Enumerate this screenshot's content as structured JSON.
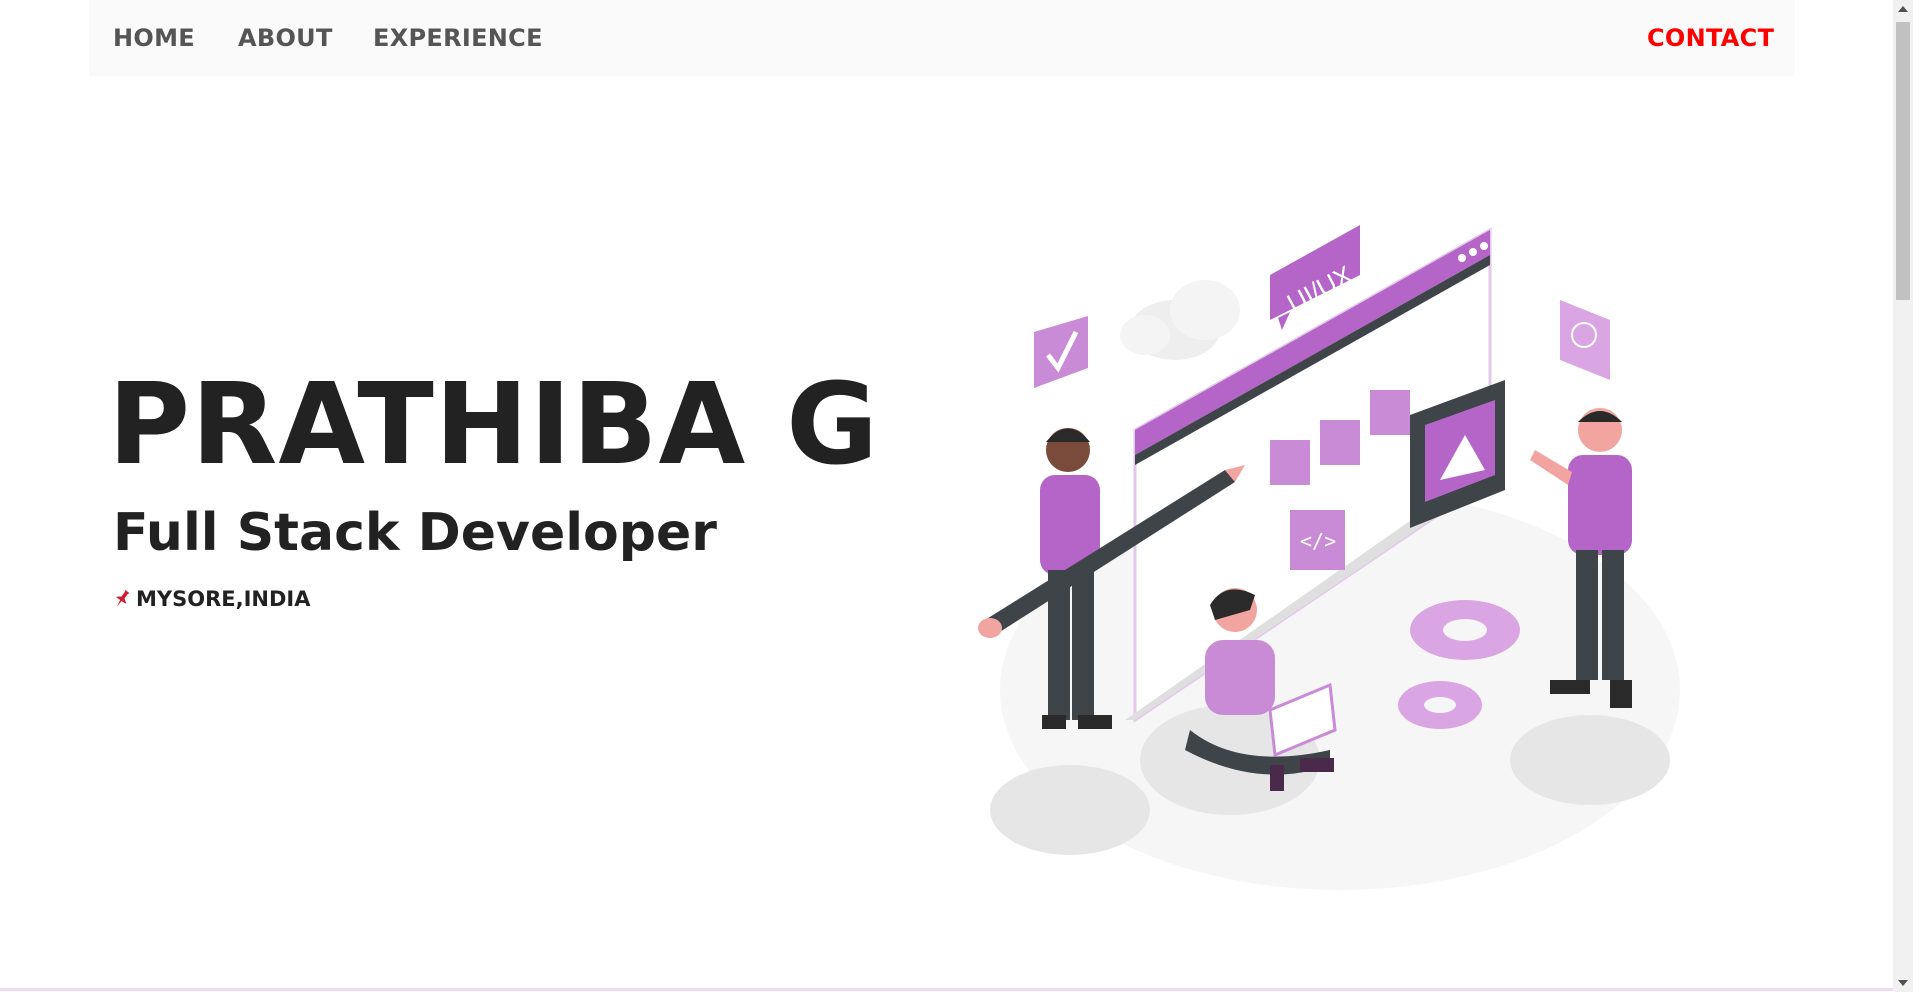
{
  "nav": {
    "home": "HOME",
    "about": "ABOUT",
    "experience": "EXPERIENCE",
    "contact": "CONTACT"
  },
  "hero": {
    "name": "PRATHIBA G",
    "role": "Full Stack Developer",
    "location": "MYSORE,INDIA",
    "location_icon": "pushpin-icon"
  },
  "illustration": {
    "badge_text": "UI/UX",
    "subject": "ui-ux-design-team-illustration"
  },
  "colors": {
    "accent_purple": "#b565c8",
    "light_purple": "#d9a6e3",
    "contact_red": "#ff0000",
    "dark_text": "#222222",
    "nav_text": "#555555"
  }
}
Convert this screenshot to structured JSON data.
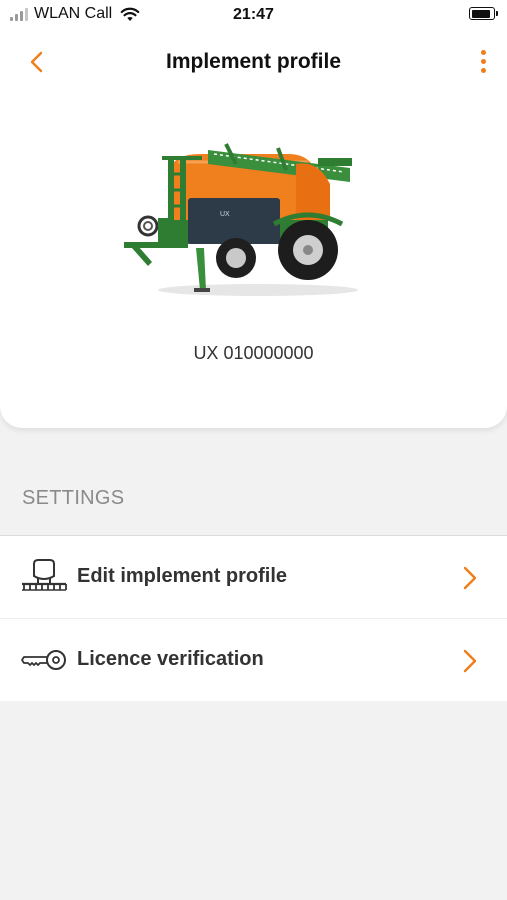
{
  "status_bar": {
    "carrier": "WLAN Call",
    "time": "21:47"
  },
  "header": {
    "title": "Implement profile",
    "back_icon": "chevron-left-icon",
    "more_icon": "vertical-ellipsis-icon"
  },
  "implement": {
    "image": "field-sprayer-image",
    "serial": "UX 010000000"
  },
  "settings": {
    "title": "SETTINGS",
    "items": [
      {
        "label": "Edit implement profile",
        "icon": "implement-icon"
      },
      {
        "label": "Licence verification",
        "icon": "key-icon"
      }
    ]
  },
  "colors": {
    "accent": "#ef7d1a",
    "background": "#f2f2f2",
    "card": "#ffffff"
  }
}
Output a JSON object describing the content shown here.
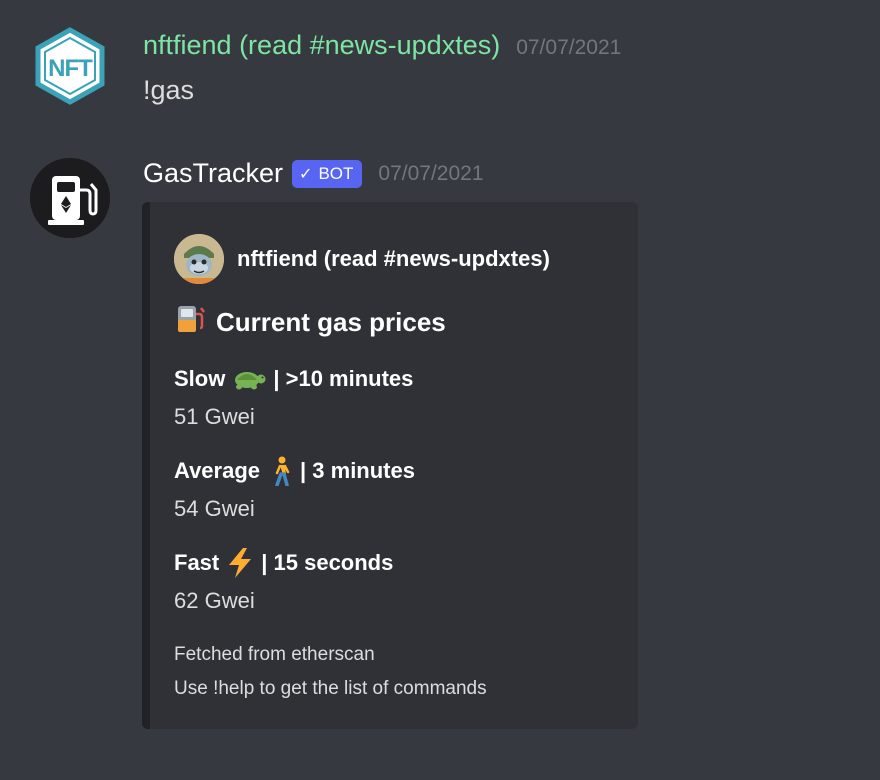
{
  "messages": [
    {
      "username": "nftfiend (read #news-updxtes)",
      "timestamp": "07/07/2021",
      "content": "!gas",
      "avatar_icon": "nft-hexagon-logo-icon",
      "avatar_text": "NFT"
    },
    {
      "username": "GasTracker",
      "badge": "BOT",
      "timestamp": "07/07/2021",
      "avatar_icon": "gas-pump-ethereum-icon",
      "embed": {
        "author_name": "nftfiend (read #news-updxtes)",
        "author_avatar_icon": "monkey-avatar-icon",
        "title_icon": "fuel-pump-emoji-icon",
        "title": "Current gas prices",
        "fields": [
          {
            "label": "Slow",
            "emoji": "turtle-emoji-icon",
            "suffix": "| >10 minutes",
            "value": "51 Gwei"
          },
          {
            "label": "Average",
            "emoji": "person-walking-emoji-icon",
            "suffix": "| 3 minutes",
            "value": "54 Gwei"
          },
          {
            "label": "Fast",
            "emoji": "lightning-emoji-icon",
            "suffix": "| 15 seconds",
            "value": "62 Gwei"
          }
        ],
        "footer_lines": [
          "Fetched from etherscan",
          "Use !help to get the list of commands"
        ]
      }
    }
  ],
  "colors": {
    "background": "#36393f",
    "embed_background": "#2f3136",
    "embed_bar": "#202225",
    "username_1": "#7ee4a4",
    "timestamp": "#72767d",
    "bot_badge": "#5865f2"
  }
}
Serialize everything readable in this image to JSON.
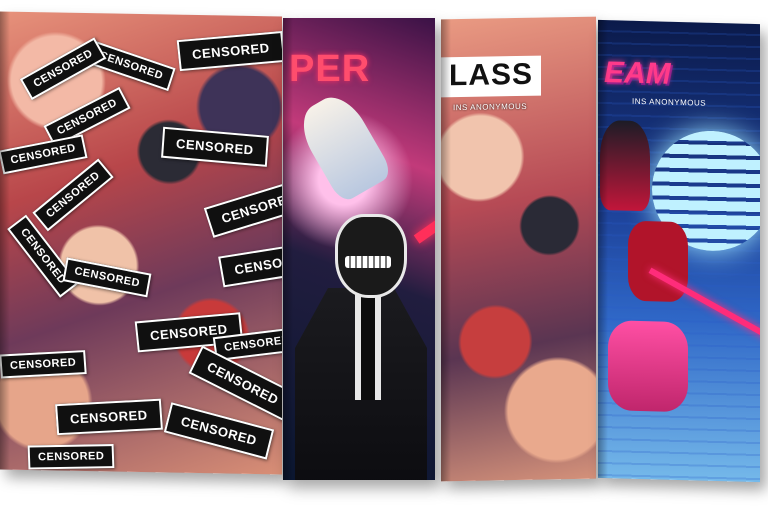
{
  "books": [
    {
      "id": "censored-edition",
      "stickers": [
        "CENSORED",
        "CENSORED",
        "CENSORED",
        "CENSORED",
        "CENSORED",
        "CENSORED",
        "CENSORED",
        "CENSORED",
        "CENSORED",
        "CENSORED",
        "CENSORED",
        "CENSORED",
        "CENSORED",
        "CENSORED",
        "CENSORED",
        "CENSORED",
        "CENSORED",
        "CENSORED"
      ]
    },
    {
      "id": "super-villains",
      "title": "PER"
    },
    {
      "id": "class",
      "title": "LASS",
      "subtitle": "INS ANONYMOUS"
    },
    {
      "id": "dream",
      "title": "EAM",
      "subtitle": "INS ANONYMOUS"
    }
  ],
  "colors": {
    "sticker_bg": "#101010",
    "villain_title": "#ff4d6d",
    "dream_title": "#ff3a8a",
    "dream_sky": "#1c3f96"
  }
}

================

What you are asked to do
Copy each line that contains the word "news".

Task result
      "username": "nftfiend (read #news-updxtes)",
        "author_name": "nftfiend (read #news-updxtes)",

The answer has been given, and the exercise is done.